**To be done**
Transcribe the material word for word, but without the images.

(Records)
***

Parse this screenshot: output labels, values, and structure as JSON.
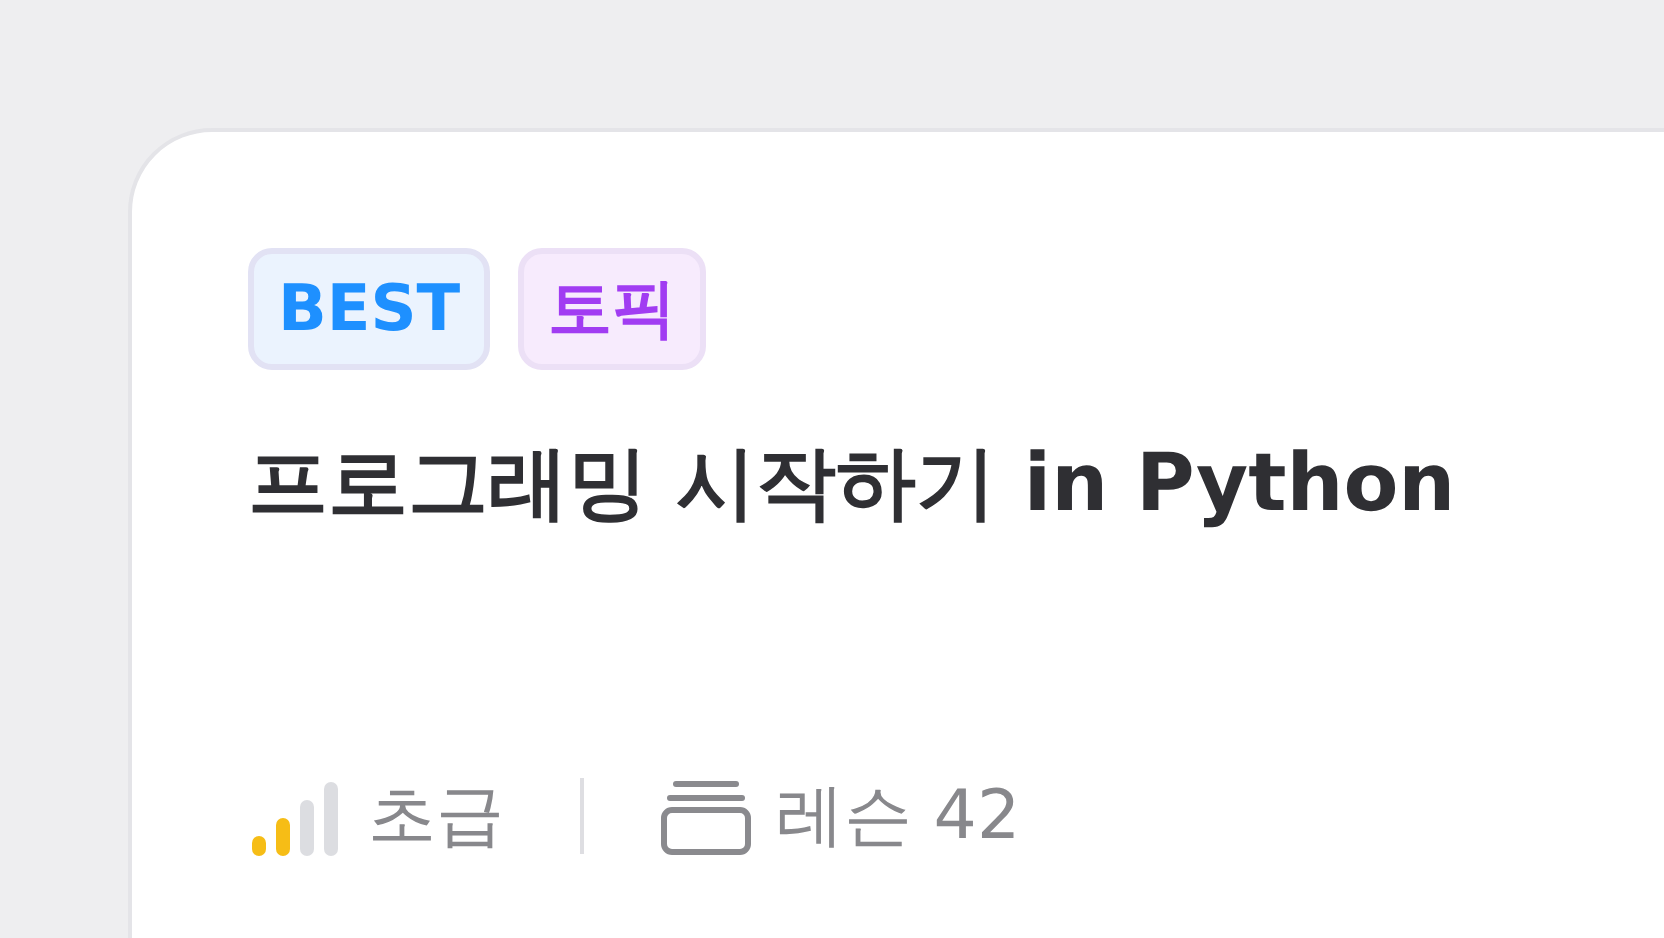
{
  "badges": [
    {
      "label": "BEST",
      "kind": "best"
    },
    {
      "label": "토픽",
      "kind": "topic"
    }
  ],
  "title": "프로그래밍 시작하기 in Python",
  "difficulty": {
    "level": 0.5,
    "label": "초급"
  },
  "lessons": {
    "label": "레슨 42"
  }
}
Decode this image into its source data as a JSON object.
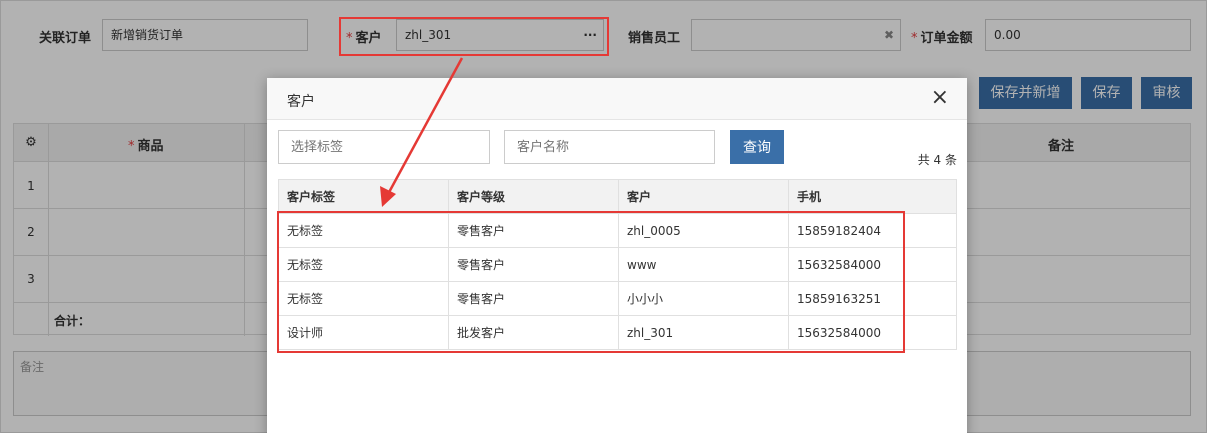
{
  "form": {
    "related_order_label": "关联订单",
    "related_order_value": "新增销货订单",
    "customer_label": "客户",
    "customer_value": "zhl_301",
    "customer_picker_glyph": "···",
    "sales_staff_label": "销售员工",
    "sales_staff_value": "",
    "clear_glyph": "✖",
    "order_amount_label": "订单金额",
    "order_amount_value": "0.00",
    "required_mark": "*"
  },
  "toolbar": {
    "save_and_new": "保存并新增",
    "save": "保存",
    "review": "审核"
  },
  "grid": {
    "settings_glyph": "⚙",
    "product_header": "商品",
    "remark_header": "备注",
    "row_numbers": [
      "1",
      "2",
      "3"
    ],
    "total_label": "合计："
  },
  "remark_box": {
    "placeholder": "备注"
  },
  "modal": {
    "title": "客户",
    "close_glyph": "×",
    "tag_placeholder": "选择标签",
    "name_placeholder": "客户名称",
    "query_label": "查询",
    "total_count": "共 4 条",
    "columns": [
      "客户标签",
      "客户等级",
      "客户",
      "手机"
    ],
    "rows": [
      [
        "无标签",
        "零售客户",
        "zhl_0005",
        "15859182404"
      ],
      [
        "无标签",
        "零售客户",
        "www",
        "15632584000"
      ],
      [
        "无标签",
        "零售客户",
        "小小小",
        "15859163251"
      ],
      [
        "设计师",
        "批发客户",
        "zhl_301",
        "15632584000"
      ]
    ]
  },
  "colors": {
    "primary": "#3a6fa8",
    "highlight": "#e53935"
  }
}
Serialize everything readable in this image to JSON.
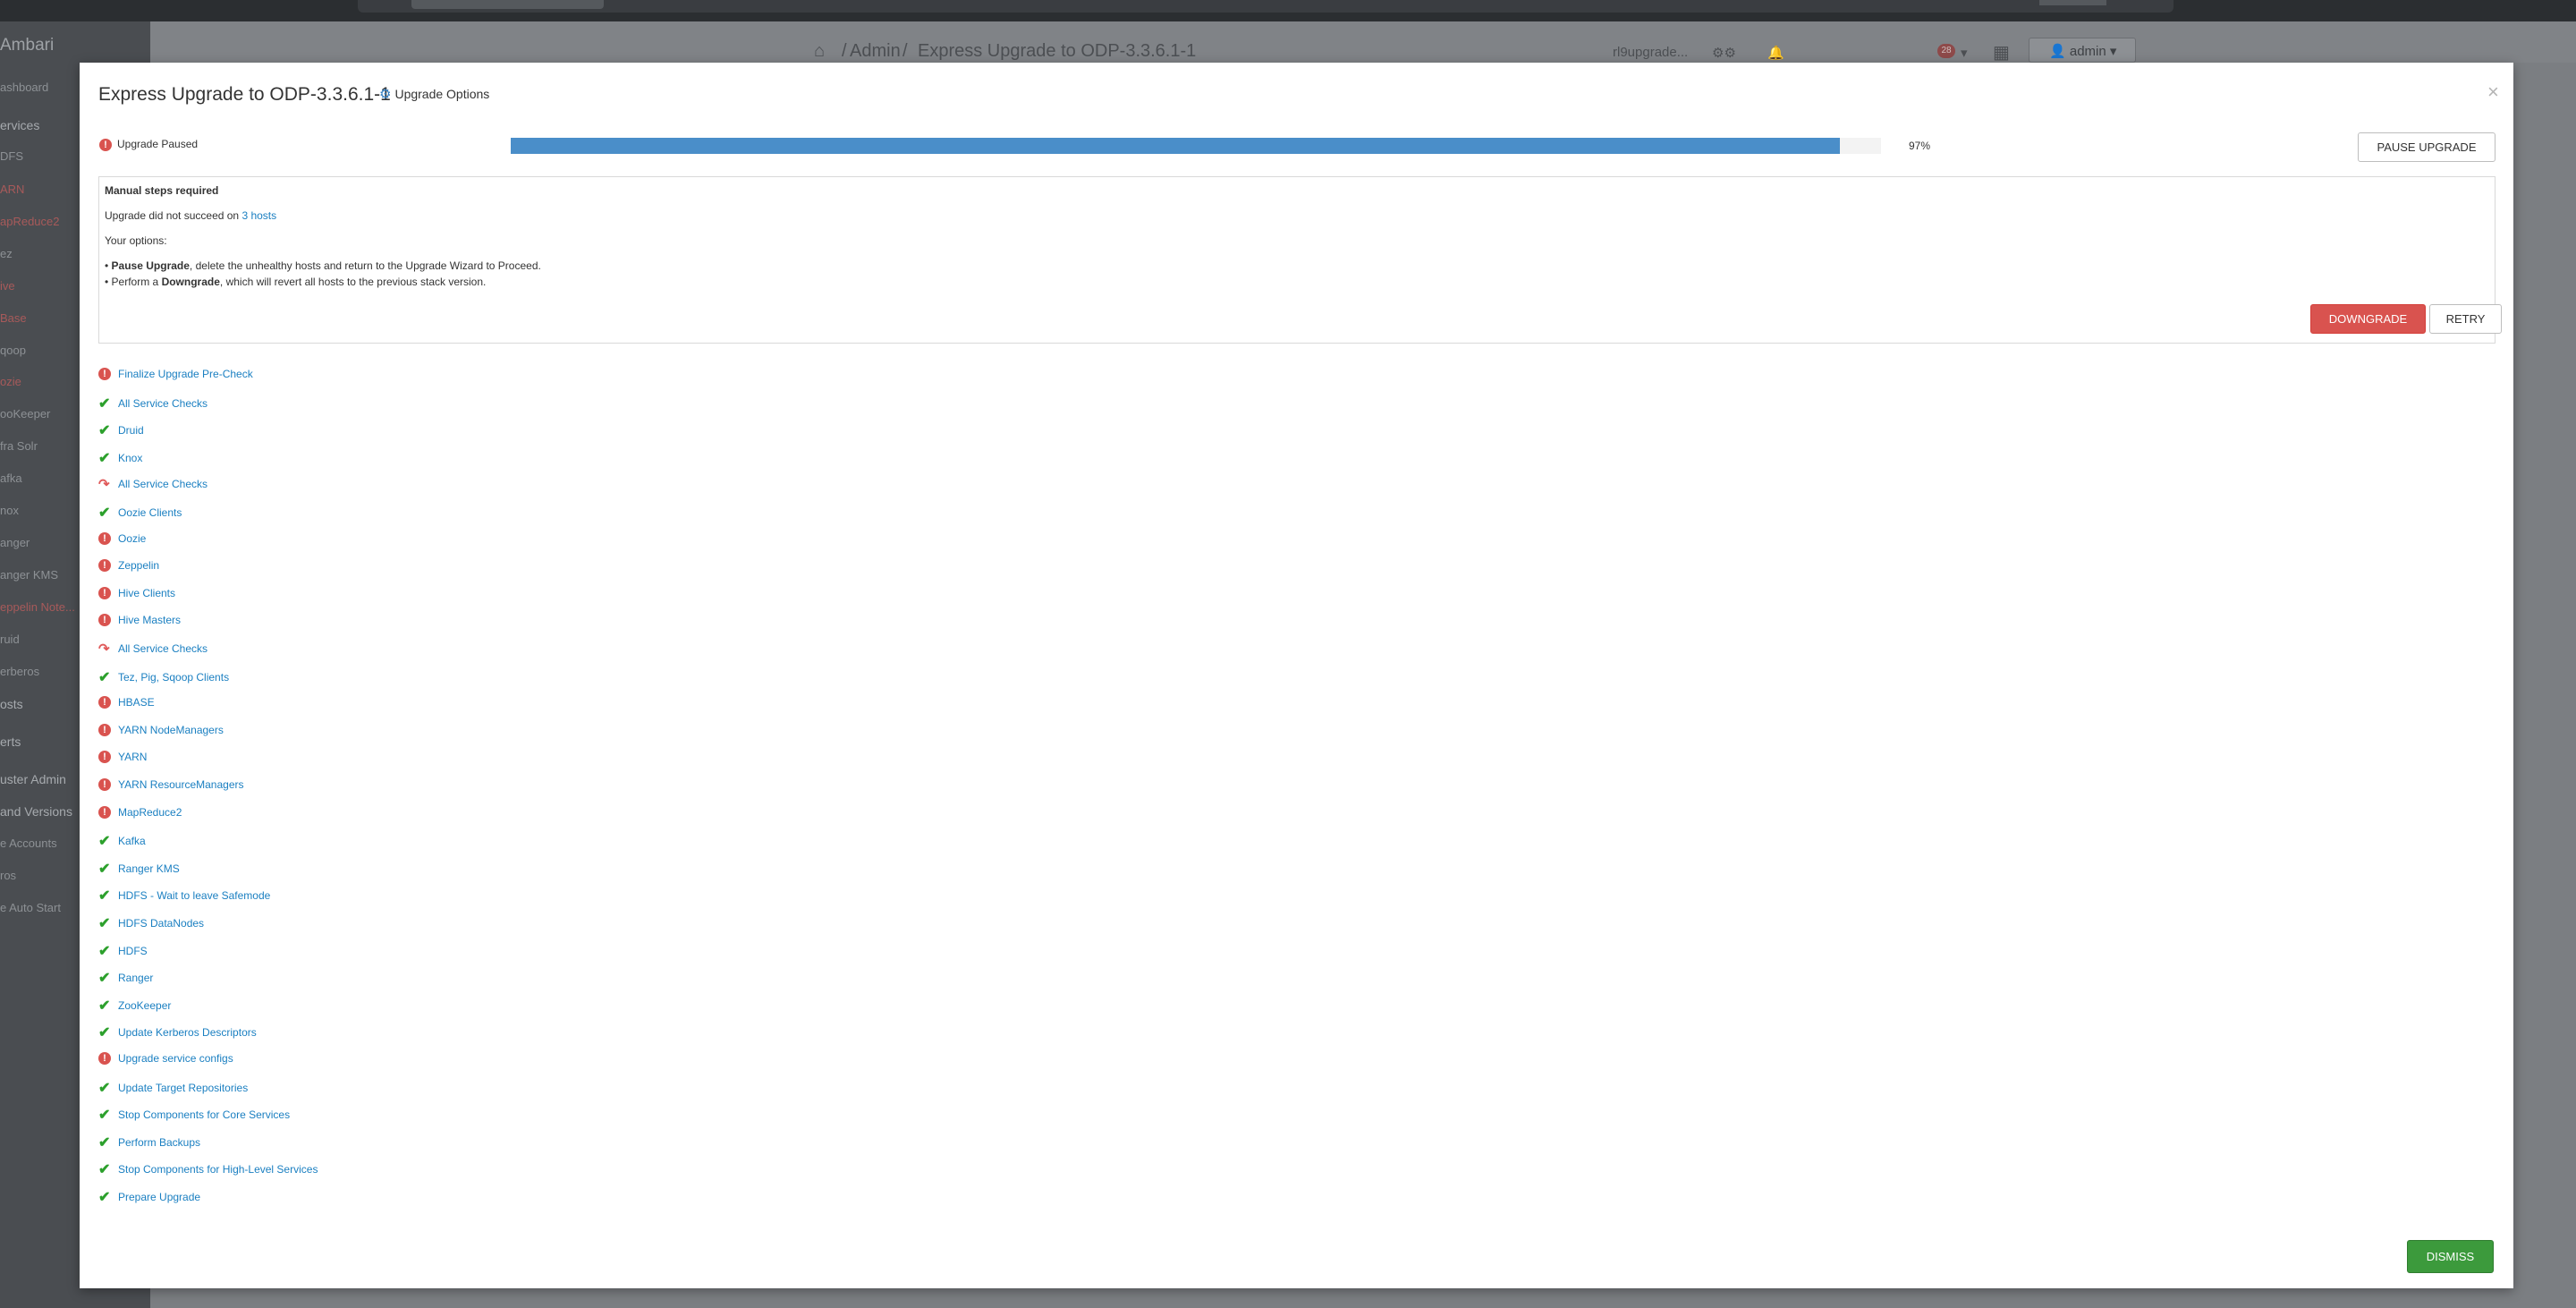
{
  "sidebar": {
    "brand": "Ambari",
    "items": [
      {
        "label": "ashboard",
        "state": "normal"
      },
      {
        "label": "ervices",
        "state": "strong"
      },
      {
        "label": "DFS",
        "state": "normal"
      },
      {
        "label": "ARN",
        "state": "alert"
      },
      {
        "label": "apReduce2",
        "state": "alert"
      },
      {
        "label": "ez",
        "state": "normal"
      },
      {
        "label": "ive",
        "state": "alert"
      },
      {
        "label": "Base",
        "state": "alert"
      },
      {
        "label": "qoop",
        "state": "normal"
      },
      {
        "label": "ozie",
        "state": "alert"
      },
      {
        "label": "ooKeeper",
        "state": "normal"
      },
      {
        "label": "fra Solr",
        "state": "normal"
      },
      {
        "label": "afka",
        "state": "normal"
      },
      {
        "label": "nox",
        "state": "normal"
      },
      {
        "label": "anger",
        "state": "normal"
      },
      {
        "label": "anger KMS",
        "state": "normal"
      },
      {
        "label": "eppelin Note...",
        "state": "alert"
      },
      {
        "label": "ruid",
        "state": "normal"
      },
      {
        "label": "erberos",
        "state": "normal"
      },
      {
        "label": "osts",
        "state": "strong"
      },
      {
        "label": "erts",
        "state": "strong"
      },
      {
        "label": "uster Admin",
        "state": "strong"
      },
      {
        "label": " and Versions",
        "state": "strong"
      },
      {
        "label": "e Accounts",
        "state": "normal"
      },
      {
        "label": "ros",
        "state": "normal"
      },
      {
        "label": "e Auto Start",
        "state": "normal"
      }
    ]
  },
  "header": {
    "breadcrumb_admin": "Admin",
    "breadcrumb_page": "Express Upgrade to ODP-3.3.6.1-1",
    "cluster_name": "rl9upgrade...",
    "alerts_count": "28",
    "user": "admin"
  },
  "modal": {
    "title": "Express Upgrade to ODP-3.3.6.1-1",
    "options_label": "Upgrade Options",
    "close_label": "×",
    "status_label": "Upgrade Paused",
    "progress_percent": 97,
    "progress_label": "97%",
    "pause_button": "PAUSE UPGRADE",
    "manual": {
      "title": "Manual steps required",
      "failed_prefix": "Upgrade did not succeed on",
      "failed_hosts_link": "3 hosts",
      "options_heading": "Your options:",
      "bullet1_strong": "Pause Upgrade",
      "bullet1_rest": ", delete the unhealthy hosts and return to the Upgrade Wizard to Proceed.",
      "bullet2_prefix": "Perform a ",
      "bullet2_strong": "Downgrade",
      "bullet2_rest": ", which will revert all hosts to the previous stack version."
    },
    "downgrade_button": "DOWNGRADE",
    "retry_button": "RETRY",
    "dismiss_button": "DISMISS",
    "groups": [
      {
        "label": "Finalize Upgrade Pre-Check",
        "status": "failed"
      },
      {
        "label": "All Service Checks",
        "status": "completed"
      },
      {
        "label": "Druid",
        "status": "completed"
      },
      {
        "label": "Knox",
        "status": "completed"
      },
      {
        "label": "All Service Checks",
        "status": "skipped"
      },
      {
        "label": "Oozie Clients",
        "status": "completed"
      },
      {
        "label": "Oozie",
        "status": "failed"
      },
      {
        "label": "Zeppelin",
        "status": "failed"
      },
      {
        "label": "Hive Clients",
        "status": "failed"
      },
      {
        "label": "Hive Masters",
        "status": "failed"
      },
      {
        "label": "All Service Checks",
        "status": "skipped"
      },
      {
        "label": "Tez, Pig, Sqoop Clients",
        "status": "completed"
      },
      {
        "label": "HBASE",
        "status": "failed"
      },
      {
        "label": "YARN NodeManagers",
        "status": "failed"
      },
      {
        "label": "YARN",
        "status": "failed"
      },
      {
        "label": "YARN ResourceManagers",
        "status": "failed"
      },
      {
        "label": "MapReduce2",
        "status": "failed"
      },
      {
        "label": "Kafka",
        "status": "completed"
      },
      {
        "label": "Ranger KMS",
        "status": "completed"
      },
      {
        "label": "HDFS - Wait to leave Safemode",
        "status": "completed"
      },
      {
        "label": "HDFS DataNodes",
        "status": "completed"
      },
      {
        "label": "HDFS",
        "status": "completed"
      },
      {
        "label": "Ranger",
        "status": "completed"
      },
      {
        "label": "ZooKeeper",
        "status": "completed"
      },
      {
        "label": "Update Kerberos Descriptors",
        "status": "completed"
      },
      {
        "label": "Upgrade service configs",
        "status": "failed"
      },
      {
        "label": "Update Target Repositories",
        "status": "completed"
      },
      {
        "label": "Stop Components for Core Services",
        "status": "completed"
      },
      {
        "label": "Perform Backups",
        "status": "completed"
      },
      {
        "label": "Stop Components for High-Level Services",
        "status": "completed"
      },
      {
        "label": "Prepare Upgrade",
        "status": "completed"
      }
    ]
  },
  "colors": {
    "link": "#1a7fc1",
    "success": "#2ca02c",
    "danger": "#d9534f",
    "progress": "#4a8ec9",
    "dismiss": "#3c9a3c"
  }
}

***

**Exercise answer**
Parse this screenshot: output labels, values, and structure as JSON.
{
  "badges": [
    {
      "label": "BEST",
      "kind": "best"
    },
    {
      "label": "토픽",
      "kind": "topic"
    }
  ],
  "title": "프로그래밍 시작하기 in Python",
  "difficulty": {
    "level": 0.5,
    "label": "초급"
  },
  "lessons": {
    "label": "레슨 42"
  }
}
Decode this image into its source data as a JSON object.
{
  "form": {
    "related_order_label": "关联订单",
    "related_order_value": "新增销货订单",
    "customer_label": "客户",
    "customer_value": "zhl_301",
    "customer_picker_glyph": "···",
    "sales_staff_label": "销售员工",
    "sales_staff_value": "",
    "clear_glyph": "✖",
    "order_amount_label": "订单金额",
    "order_amount_value": "0.00",
    "required_mark": "*"
  },
  "toolbar": {
    "save_and_new": "保存并新增",
    "save": "保存",
    "review": "审核"
  },
  "grid": {
    "settings_glyph": "⚙",
    "product_header": "商品",
    "remark_header": "备注",
    "row_numbers": [
      "1",
      "2",
      "3"
    ],
    "total_label": "合计："
  },
  "remark_box": {
    "placeholder": "备注"
  },
  "modal": {
    "title": "客户",
    "close_glyph": "×",
    "tag_placeholder": "选择标签",
    "name_placeholder": "客户名称",
    "query_label": "查询",
    "total_count": "共 4 条",
    "columns": [
      "客户标签",
      "客户等级",
      "客户",
      "手机"
    ],
    "rows": [
      [
        "无标签",
        "零售客户",
        "zhl_0005",
        "15859182404"
      ],
      [
        "无标签",
        "零售客户",
        "www",
        "15632584000"
      ],
      [
        "无标签",
        "零售客户",
        "小小小",
        "15859163251"
      ],
      [
        "设计师",
        "批发客户",
        "zhl_301",
        "15632584000"
      ]
    ]
  },
  "colors": {
    "primary": "#3a6fa8",
    "highlight": "#e53935"
  }
}
Serialize everything readable in this image to JSON.
{
  "sidebar": {
    "brand": "Ambari",
    "items": [
      {
        "label": "ashboard",
        "state": "normal"
      },
      {
        "label": "ervices",
        "state": "strong"
      },
      {
        "label": "DFS",
        "state": "normal"
      },
      {
        "label": "ARN",
        "state": "alert"
      },
      {
        "label": "apReduce2",
        "state": "alert"
      },
      {
        "label": "ez",
        "state": "normal"
      },
      {
        "label": "ive",
        "state": "alert"
      },
      {
        "label": "Base",
        "state": "alert"
      },
      {
        "label": "qoop",
        "state": "normal"
      },
      {
        "label": "ozie",
        "state": "alert"
      },
      {
        "label": "ooKeeper",
        "state": "normal"
      },
      {
        "label": "fra Solr",
        "state": "normal"
      },
      {
        "label": "afka",
        "state": "normal"
      },
      {
        "label": "nox",
        "state": "normal"
      },
      {
        "label": "anger",
        "state": "normal"
      },
      {
        "label": "anger KMS",
        "state": "normal"
      },
      {
        "label": "eppelin Note...",
        "state": "alert"
      },
      {
        "label": "ruid",
        "state": "normal"
      },
      {
        "label": "erberos",
        "state": "normal"
      },
      {
        "label": "osts",
        "state": "strong"
      },
      {
        "label": "erts",
        "state": "strong"
      },
      {
        "label": "uster Admin",
        "state": "strong"
      },
      {
        "label": " and Versions",
        "state": "strong"
      },
      {
        "label": "e Accounts",
        "state": "normal"
      },
      {
        "label": "ros",
        "state": "normal"
      },
      {
        "label": "e Auto Start",
        "state": "normal"
      }
    ]
  },
  "header": {
    "breadcrumb_admin": "Admin",
    "breadcrumb_page": "Express Upgrade to ODP-3.3.6.1-1",
    "cluster_name": "rl9upgrade...",
    "alerts_count": "28",
    "user": "admin"
  },
  "modal": {
    "title": "Express Upgrade to ODP-3.3.6.1-1",
    "options_label": "Upgrade Options",
    "close_label": "×",
    "status_label": "Upgrade Paused",
    "progress_percent": 97,
    "progress_label": "97%",
    "pause_button": "PAUSE UPGRADE",
    "manual": {
      "title": "Manual steps required",
      "failed_prefix": "Upgrade did not succeed on",
      "failed_hosts_link": "3 hosts",
      "options_heading": "Your options:",
      "bullet1_strong": "Pause Upgrade",
      "bullet1_rest": ", delete the unhealthy hosts and return to the Upgrade Wizard to Proceed.",
      "bullet2_prefix": "Perform a ",
      "bullet2_strong": "Downgrade",
      "bullet2_rest": ", which will revert all hosts to the previous stack version."
    },
    "downgrade_button": "DOWNGRADE",
    "retry_button": "RETRY",
    "dismiss_button": "DISMISS",
    "groups": [
      {
        "label": "Finalize Upgrade Pre-Check",
        "status": "failed"
      },
      {
        "label": "All Service Checks",
        "status": "completed"
      },
      {
        "label": "Druid",
        "status": "completed"
      },
      {
        "label": "Knox",
        "status": "completed"
      },
      {
        "label": "All Service Checks",
        "status": "skipped"
      },
      {
        "label": "Oozie Clients",
        "status": "completed"
      },
      {
        "label": "Oozie",
        "status": "failed"
      },
      {
        "label": "Zeppelin",
        "status": "failed"
      },
      {
        "label": "Hive Clients",
        "status": "failed"
      },
      {
        "label": "Hive Masters",
        "status": "failed"
      },
      {
        "label": "All Service Checks",
        "status": "skipped"
      },
      {
        "label": "Tez, Pig, Sqoop Clients",
        "status": "completed"
      },
      {
        "label": "HBASE",
        "status": "failed"
      },
      {
        "label": "YARN NodeManagers",
        "status": "failed"
      },
      {
        "label": "YARN",
        "status": "failed"
      },
      {
        "label": "YARN ResourceManagers",
        "status": "failed"
      },
      {
        "label": "MapReduce2",
        "status": "failed"
      },
      {
        "label": "Kafka",
        "status": "completed"
      },
      {
        "label": "Ranger KMS",
        "status": "completed"
      },
      {
        "label": "HDFS - Wait to leave Safemode",
        "status": "completed"
      },
      {
        "label": "HDFS DataNodes",
        "status": "completed"
      },
      {
        "label": "HDFS",
        "status": "completed"
      },
      {
        "label": "Ranger",
        "status": "completed"
      },
      {
        "label": "ZooKeeper",
        "status": "completed"
      },
      {
        "label": "Update Kerberos Descriptors",
        "status": "completed"
      },
      {
        "label": "Upgrade service configs",
        "status": "failed"
      },
      {
        "label": "Update Target Repositories",
        "status": "completed"
      },
      {
        "label": "Stop Components for Core Services",
        "status": "completed"
      },
      {
        "label": "Perform Backups",
        "status": "completed"
      },
      {
        "label": "Stop Components for High-Level Services",
        "status": "completed"
      },
      {
        "label": "Prepare Upgrade",
        "status": "completed"
      }
    ]
  },
  "colors": {
    "link": "#1a7fc1",
    "success": "#2ca02c",
    "danger": "#d9534f",
    "progress": "#4a8ec9",
    "dismiss": "#3c9a3c"
  }
}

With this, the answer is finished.